- _Task prompt_
Locate every line in the material below that has the word "MSLP". Copy each of those lines.
begin Input
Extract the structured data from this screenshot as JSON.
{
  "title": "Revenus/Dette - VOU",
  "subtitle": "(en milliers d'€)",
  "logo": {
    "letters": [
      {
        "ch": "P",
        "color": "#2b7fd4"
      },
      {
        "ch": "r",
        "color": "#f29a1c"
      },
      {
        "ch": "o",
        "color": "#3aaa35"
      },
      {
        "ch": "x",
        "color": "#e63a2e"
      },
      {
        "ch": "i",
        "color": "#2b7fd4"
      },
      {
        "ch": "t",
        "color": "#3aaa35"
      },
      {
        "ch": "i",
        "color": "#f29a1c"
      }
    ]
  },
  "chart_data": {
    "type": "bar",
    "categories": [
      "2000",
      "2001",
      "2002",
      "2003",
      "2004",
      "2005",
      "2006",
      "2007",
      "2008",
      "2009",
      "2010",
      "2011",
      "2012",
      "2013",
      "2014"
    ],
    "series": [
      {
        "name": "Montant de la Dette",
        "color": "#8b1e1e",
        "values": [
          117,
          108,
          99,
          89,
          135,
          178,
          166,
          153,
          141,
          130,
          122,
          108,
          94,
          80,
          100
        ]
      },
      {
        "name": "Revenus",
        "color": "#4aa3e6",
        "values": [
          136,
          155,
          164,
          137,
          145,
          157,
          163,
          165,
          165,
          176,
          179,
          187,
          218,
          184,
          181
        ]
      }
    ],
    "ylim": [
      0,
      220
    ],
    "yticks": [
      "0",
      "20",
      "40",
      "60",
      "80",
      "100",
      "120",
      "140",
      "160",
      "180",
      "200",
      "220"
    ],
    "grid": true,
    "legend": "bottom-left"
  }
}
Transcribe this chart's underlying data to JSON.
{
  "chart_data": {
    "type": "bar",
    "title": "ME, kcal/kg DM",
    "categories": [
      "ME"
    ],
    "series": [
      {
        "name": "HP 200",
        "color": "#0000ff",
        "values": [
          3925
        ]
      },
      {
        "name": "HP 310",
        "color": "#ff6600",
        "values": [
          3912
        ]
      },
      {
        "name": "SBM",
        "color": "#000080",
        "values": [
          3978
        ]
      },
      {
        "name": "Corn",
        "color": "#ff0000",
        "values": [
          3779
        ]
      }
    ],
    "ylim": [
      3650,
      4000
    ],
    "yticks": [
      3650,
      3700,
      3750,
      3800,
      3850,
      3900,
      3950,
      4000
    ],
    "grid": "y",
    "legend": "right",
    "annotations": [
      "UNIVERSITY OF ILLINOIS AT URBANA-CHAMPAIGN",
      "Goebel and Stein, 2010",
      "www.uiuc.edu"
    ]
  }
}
end Input
begin Input
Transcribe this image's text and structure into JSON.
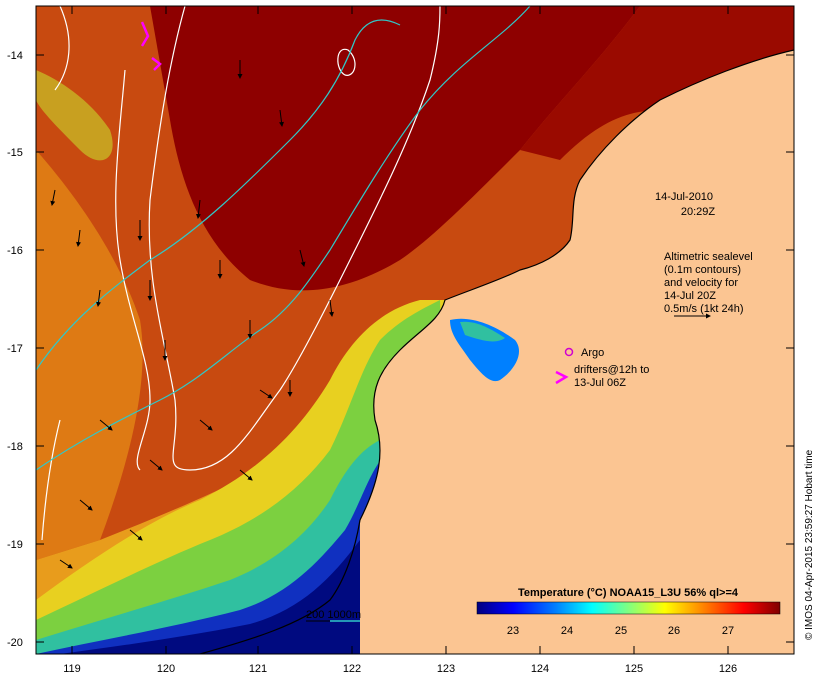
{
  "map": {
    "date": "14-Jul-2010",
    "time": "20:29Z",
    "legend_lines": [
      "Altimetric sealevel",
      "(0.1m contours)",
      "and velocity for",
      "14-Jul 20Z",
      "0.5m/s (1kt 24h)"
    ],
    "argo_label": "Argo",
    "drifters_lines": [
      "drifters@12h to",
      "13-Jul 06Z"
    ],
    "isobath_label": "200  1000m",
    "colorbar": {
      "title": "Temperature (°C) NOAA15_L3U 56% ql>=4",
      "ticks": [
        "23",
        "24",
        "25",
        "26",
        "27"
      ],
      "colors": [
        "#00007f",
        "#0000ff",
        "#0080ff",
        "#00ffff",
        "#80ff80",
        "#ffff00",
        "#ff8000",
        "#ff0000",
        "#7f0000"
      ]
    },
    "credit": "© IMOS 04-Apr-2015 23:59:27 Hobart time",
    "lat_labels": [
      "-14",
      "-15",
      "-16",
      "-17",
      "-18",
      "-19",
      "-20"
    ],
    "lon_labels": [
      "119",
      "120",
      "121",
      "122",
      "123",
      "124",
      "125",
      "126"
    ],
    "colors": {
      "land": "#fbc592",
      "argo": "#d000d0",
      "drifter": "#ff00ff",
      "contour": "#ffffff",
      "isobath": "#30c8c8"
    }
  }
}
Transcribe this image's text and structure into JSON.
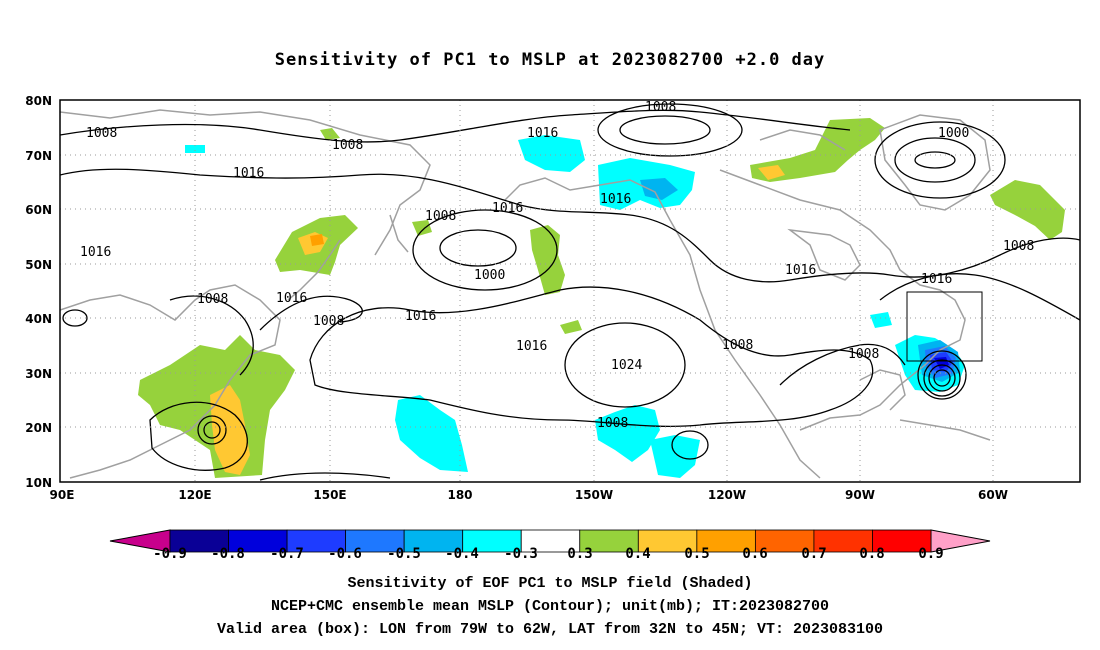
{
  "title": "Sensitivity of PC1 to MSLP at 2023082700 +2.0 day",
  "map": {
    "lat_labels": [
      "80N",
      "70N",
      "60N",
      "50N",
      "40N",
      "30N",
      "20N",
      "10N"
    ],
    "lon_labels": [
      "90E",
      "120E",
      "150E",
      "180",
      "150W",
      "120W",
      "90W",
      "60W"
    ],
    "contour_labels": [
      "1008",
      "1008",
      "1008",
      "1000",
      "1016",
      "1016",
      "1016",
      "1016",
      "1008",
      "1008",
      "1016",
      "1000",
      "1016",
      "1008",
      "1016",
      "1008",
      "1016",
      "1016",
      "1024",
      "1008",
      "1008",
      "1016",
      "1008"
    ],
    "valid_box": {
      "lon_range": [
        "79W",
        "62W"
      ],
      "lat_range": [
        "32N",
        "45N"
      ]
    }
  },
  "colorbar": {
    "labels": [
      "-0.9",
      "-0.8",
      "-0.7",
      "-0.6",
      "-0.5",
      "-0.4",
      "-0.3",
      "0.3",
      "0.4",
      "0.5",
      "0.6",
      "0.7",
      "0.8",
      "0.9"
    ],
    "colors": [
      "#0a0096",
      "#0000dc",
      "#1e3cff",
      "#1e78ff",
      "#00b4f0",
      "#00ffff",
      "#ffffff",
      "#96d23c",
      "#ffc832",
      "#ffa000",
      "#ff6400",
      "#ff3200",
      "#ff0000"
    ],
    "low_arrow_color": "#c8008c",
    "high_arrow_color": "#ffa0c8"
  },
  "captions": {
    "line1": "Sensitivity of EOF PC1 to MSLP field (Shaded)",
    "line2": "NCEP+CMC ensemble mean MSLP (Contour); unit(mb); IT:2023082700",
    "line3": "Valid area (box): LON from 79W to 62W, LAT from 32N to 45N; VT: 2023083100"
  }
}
end Input
- _Answer to the task_
  "title": "Sensitivity of PC1 to MSLP at 2023082700 +2.0 day",
    "line1": "Sensitivity of EOF PC1 to MSLP field (Shaded)",
    "line2": "NCEP+CMC ensemble mean MSLP (Contour); unit(mb); IT:2023082700",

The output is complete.